**Exercise description**: Check each line of the listing for the string "xuất", count the lines that have it, and answer with that number only.

**Supplied entries**:
-=-=-

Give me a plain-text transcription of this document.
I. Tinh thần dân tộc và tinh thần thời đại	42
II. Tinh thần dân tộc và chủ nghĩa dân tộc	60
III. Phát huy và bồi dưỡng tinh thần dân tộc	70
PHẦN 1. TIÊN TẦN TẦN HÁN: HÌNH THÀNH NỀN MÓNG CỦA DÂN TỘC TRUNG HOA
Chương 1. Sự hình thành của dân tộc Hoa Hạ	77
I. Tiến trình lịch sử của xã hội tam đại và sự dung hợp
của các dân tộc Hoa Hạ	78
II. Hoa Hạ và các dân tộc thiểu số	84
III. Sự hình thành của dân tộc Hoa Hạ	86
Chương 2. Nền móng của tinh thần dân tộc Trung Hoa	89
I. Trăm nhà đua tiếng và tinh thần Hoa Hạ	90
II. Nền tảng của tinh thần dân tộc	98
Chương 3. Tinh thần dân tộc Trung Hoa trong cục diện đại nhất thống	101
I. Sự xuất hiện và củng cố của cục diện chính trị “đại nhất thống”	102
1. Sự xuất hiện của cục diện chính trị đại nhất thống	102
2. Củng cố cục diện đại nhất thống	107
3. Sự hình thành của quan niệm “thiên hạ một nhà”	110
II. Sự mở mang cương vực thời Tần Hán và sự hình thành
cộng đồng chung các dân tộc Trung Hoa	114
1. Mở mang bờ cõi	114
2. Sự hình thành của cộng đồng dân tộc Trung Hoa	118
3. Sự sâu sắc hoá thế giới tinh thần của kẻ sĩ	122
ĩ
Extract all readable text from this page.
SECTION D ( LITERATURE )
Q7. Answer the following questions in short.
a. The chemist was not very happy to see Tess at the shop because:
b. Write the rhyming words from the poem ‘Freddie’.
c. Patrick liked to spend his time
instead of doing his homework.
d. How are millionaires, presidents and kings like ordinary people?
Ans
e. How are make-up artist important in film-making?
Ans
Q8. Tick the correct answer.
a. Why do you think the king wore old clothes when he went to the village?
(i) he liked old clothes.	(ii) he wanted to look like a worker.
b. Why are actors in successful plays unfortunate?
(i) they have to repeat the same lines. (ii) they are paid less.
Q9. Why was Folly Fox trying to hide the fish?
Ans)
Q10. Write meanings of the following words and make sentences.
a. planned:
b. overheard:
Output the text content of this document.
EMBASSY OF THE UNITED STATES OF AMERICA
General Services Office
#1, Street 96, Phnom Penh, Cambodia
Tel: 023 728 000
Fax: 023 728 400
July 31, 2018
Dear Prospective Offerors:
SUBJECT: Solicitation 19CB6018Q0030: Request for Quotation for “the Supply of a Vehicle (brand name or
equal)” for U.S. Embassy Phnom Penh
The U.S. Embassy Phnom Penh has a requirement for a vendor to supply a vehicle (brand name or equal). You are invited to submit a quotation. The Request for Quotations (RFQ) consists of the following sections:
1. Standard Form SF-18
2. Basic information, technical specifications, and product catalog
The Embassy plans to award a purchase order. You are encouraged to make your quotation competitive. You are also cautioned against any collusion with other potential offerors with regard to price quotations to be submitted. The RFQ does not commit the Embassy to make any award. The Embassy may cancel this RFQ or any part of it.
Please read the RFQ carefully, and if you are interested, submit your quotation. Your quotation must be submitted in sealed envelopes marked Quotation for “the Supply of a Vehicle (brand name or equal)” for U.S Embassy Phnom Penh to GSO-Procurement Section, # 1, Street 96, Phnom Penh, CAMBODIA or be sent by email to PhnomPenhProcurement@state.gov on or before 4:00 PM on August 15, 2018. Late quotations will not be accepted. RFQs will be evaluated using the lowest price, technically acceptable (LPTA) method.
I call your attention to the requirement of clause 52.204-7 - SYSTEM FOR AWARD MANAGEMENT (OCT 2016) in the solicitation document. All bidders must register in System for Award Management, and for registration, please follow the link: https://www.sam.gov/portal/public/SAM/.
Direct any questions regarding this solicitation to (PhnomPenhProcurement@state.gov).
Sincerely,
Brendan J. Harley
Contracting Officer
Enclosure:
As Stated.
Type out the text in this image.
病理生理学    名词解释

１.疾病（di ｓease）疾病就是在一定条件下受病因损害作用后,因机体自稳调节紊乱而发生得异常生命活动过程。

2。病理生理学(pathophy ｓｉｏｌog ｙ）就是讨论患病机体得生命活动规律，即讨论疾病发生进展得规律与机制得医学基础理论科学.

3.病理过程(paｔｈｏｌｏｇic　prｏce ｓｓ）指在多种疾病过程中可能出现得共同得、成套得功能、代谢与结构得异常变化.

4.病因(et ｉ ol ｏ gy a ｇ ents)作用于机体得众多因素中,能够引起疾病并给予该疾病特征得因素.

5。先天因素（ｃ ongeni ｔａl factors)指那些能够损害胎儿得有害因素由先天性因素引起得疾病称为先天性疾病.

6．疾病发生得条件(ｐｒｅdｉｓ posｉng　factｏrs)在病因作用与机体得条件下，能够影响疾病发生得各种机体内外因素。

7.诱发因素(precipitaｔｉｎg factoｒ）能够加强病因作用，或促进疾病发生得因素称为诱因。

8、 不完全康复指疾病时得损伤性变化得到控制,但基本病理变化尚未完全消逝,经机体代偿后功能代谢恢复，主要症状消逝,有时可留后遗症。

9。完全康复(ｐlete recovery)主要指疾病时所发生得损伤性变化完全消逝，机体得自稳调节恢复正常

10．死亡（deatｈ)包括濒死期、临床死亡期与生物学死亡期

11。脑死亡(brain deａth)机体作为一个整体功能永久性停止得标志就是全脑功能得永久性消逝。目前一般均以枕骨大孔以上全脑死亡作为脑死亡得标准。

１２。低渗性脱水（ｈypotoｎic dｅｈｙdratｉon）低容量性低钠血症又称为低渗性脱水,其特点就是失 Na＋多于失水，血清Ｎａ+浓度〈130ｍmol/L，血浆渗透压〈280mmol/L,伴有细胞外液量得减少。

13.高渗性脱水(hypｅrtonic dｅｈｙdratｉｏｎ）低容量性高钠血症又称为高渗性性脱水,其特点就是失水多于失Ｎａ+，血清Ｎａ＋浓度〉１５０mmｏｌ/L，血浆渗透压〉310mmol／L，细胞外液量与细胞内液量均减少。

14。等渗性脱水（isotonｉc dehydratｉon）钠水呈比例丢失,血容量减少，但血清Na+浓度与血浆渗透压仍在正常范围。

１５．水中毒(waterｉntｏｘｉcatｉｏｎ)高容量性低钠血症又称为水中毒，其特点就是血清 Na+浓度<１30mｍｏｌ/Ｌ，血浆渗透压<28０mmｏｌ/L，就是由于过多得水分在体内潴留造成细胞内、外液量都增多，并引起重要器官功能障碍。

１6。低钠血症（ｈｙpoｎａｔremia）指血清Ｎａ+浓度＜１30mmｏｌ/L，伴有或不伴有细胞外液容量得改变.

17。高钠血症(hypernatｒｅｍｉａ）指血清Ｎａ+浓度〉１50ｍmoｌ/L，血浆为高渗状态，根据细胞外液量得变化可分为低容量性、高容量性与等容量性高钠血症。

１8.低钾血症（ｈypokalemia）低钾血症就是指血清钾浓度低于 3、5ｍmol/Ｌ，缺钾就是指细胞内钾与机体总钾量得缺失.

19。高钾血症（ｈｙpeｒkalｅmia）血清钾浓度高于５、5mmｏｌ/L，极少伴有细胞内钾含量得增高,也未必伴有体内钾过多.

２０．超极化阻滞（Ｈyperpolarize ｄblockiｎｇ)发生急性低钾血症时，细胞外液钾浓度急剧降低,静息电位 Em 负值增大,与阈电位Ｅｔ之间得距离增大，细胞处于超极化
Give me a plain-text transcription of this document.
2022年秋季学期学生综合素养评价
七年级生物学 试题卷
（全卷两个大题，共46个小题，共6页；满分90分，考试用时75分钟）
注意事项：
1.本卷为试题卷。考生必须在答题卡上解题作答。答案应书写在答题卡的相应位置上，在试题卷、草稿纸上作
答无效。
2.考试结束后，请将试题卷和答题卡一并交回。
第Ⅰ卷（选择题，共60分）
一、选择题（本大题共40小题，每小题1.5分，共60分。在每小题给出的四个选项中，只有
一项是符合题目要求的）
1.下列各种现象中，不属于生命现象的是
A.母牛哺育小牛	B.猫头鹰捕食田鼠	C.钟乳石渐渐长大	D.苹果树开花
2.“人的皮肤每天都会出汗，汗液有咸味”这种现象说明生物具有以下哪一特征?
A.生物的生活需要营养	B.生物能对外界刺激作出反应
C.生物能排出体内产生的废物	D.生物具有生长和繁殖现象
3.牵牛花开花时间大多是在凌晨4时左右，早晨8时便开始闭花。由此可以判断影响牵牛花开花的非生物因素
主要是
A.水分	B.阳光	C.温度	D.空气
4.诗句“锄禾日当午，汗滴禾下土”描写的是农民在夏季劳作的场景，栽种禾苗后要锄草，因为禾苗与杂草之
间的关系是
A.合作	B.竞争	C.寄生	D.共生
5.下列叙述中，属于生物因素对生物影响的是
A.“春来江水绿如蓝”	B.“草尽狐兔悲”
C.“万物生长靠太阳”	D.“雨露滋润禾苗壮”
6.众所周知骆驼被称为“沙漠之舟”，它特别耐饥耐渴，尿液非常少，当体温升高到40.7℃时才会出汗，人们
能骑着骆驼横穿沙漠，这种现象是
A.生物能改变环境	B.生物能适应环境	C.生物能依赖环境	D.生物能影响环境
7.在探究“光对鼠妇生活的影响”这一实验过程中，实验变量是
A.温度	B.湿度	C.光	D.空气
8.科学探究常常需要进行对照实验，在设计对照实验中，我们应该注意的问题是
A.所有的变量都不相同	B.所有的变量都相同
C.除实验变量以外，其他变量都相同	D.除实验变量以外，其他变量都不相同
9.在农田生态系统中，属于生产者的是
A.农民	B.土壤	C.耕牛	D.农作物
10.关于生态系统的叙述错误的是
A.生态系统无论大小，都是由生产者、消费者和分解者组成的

-=-=-

**Exercise answer**: 2